Work to be completed: For each line below that contains the string "type", copy that line.

Lines of data:
- - -
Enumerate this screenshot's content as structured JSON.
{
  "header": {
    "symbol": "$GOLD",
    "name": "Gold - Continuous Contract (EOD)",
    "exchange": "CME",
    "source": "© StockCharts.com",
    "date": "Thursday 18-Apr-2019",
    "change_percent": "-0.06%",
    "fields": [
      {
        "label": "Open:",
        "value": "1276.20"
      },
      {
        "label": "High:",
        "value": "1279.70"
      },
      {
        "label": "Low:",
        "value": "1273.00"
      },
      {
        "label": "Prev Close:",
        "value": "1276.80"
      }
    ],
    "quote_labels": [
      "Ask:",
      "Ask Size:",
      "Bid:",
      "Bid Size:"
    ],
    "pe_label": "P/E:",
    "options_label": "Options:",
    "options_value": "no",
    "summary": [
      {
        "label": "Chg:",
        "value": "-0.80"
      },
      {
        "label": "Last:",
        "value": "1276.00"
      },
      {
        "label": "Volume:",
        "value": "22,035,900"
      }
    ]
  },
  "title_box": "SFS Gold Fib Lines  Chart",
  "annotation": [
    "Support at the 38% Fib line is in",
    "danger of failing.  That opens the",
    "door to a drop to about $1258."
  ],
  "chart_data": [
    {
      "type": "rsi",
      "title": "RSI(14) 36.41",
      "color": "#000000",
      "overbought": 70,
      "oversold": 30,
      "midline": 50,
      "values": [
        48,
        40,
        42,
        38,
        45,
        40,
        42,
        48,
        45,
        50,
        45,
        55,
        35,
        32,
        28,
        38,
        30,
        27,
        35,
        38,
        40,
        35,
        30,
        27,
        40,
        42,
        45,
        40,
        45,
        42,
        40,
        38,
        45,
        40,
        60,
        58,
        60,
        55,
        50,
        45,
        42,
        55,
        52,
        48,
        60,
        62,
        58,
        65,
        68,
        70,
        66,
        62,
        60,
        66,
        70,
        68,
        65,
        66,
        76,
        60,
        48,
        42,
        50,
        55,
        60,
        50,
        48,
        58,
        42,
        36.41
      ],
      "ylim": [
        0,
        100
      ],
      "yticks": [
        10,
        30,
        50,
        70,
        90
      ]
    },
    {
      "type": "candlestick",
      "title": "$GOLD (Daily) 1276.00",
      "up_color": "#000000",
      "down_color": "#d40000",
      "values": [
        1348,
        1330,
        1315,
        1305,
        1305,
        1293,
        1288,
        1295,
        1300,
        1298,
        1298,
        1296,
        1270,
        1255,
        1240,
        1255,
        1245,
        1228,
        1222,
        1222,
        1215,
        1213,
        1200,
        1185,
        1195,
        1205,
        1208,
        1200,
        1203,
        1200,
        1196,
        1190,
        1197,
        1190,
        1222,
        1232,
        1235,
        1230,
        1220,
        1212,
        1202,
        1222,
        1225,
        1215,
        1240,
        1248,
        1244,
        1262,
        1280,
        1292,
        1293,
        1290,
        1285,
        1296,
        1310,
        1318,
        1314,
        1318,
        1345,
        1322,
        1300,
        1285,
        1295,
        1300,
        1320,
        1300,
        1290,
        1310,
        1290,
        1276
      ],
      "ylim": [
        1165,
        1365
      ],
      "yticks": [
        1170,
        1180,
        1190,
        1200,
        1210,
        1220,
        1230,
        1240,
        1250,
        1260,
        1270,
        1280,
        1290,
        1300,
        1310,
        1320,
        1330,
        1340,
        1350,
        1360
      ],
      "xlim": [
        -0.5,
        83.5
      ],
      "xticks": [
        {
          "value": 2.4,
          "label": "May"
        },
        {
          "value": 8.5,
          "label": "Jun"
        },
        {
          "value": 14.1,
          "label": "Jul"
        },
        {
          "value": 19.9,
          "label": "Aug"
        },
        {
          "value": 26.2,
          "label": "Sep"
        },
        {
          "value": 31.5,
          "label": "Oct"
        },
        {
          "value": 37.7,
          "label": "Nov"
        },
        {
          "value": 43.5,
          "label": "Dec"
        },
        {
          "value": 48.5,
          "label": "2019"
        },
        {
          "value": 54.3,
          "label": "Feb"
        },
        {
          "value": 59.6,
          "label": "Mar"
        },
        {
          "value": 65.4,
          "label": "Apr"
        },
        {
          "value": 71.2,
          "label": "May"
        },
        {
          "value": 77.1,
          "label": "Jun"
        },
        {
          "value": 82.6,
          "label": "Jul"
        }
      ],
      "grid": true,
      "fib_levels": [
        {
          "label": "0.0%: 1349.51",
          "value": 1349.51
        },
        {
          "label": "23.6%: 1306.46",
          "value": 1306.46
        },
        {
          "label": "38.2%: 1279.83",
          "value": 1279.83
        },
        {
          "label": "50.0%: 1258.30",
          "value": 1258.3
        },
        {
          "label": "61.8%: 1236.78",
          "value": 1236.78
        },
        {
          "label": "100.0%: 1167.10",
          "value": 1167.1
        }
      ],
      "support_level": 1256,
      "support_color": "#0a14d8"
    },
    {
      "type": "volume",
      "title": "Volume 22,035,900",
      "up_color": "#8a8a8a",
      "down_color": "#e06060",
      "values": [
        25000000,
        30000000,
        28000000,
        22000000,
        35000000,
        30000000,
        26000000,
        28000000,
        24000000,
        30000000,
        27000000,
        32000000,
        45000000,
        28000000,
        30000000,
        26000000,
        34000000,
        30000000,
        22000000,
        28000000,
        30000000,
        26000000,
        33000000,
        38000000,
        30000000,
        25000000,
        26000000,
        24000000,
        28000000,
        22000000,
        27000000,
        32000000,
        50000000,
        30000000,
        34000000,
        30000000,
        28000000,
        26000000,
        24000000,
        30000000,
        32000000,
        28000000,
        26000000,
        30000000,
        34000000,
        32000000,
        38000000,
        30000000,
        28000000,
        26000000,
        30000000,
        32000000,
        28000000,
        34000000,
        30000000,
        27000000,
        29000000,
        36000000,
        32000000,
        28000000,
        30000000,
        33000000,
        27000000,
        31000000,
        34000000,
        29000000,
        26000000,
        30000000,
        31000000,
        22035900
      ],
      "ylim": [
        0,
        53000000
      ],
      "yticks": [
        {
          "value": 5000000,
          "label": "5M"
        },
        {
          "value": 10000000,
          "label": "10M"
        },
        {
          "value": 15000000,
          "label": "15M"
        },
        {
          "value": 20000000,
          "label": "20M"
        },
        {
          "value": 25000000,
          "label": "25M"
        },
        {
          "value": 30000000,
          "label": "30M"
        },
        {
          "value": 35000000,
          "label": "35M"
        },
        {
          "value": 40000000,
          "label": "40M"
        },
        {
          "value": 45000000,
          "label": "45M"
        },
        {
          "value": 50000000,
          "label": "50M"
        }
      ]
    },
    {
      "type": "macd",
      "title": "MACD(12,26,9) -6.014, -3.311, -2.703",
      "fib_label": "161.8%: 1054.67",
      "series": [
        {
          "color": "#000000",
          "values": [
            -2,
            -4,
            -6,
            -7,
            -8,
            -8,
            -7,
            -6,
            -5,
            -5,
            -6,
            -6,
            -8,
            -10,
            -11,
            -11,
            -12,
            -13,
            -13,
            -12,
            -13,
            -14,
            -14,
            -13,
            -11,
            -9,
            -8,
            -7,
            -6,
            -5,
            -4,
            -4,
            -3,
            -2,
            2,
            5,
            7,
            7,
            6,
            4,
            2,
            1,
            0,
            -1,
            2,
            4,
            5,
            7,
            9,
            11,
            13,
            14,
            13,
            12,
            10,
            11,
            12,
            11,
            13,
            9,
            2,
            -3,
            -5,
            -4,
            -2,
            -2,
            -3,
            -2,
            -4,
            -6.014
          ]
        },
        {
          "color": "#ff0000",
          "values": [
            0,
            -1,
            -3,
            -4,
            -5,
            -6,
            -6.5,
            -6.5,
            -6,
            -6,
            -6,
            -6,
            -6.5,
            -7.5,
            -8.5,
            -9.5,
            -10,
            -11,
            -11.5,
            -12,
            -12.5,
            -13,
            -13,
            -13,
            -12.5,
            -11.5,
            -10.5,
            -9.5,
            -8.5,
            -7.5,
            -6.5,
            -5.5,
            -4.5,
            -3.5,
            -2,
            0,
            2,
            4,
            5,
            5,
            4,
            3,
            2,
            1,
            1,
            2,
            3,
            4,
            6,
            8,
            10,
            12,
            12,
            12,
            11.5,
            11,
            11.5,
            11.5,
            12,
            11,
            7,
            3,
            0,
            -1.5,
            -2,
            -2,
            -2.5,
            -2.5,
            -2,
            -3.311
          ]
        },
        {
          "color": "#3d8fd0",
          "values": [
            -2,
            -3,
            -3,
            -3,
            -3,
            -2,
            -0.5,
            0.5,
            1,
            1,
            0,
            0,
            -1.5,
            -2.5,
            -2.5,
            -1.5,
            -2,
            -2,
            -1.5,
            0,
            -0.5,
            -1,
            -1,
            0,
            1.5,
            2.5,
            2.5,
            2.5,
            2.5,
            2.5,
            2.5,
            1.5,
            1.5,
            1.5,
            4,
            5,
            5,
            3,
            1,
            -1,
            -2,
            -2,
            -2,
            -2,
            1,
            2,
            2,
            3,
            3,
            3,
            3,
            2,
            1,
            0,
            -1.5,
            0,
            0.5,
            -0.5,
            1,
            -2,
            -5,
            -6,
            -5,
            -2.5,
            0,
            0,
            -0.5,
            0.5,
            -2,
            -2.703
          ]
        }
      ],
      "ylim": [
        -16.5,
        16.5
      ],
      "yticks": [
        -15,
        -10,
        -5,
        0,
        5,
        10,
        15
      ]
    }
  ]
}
- - -
The reply:
      "type": "rsi",
      "type": "candlestick",
      "type": "volume",
      "type": "macd",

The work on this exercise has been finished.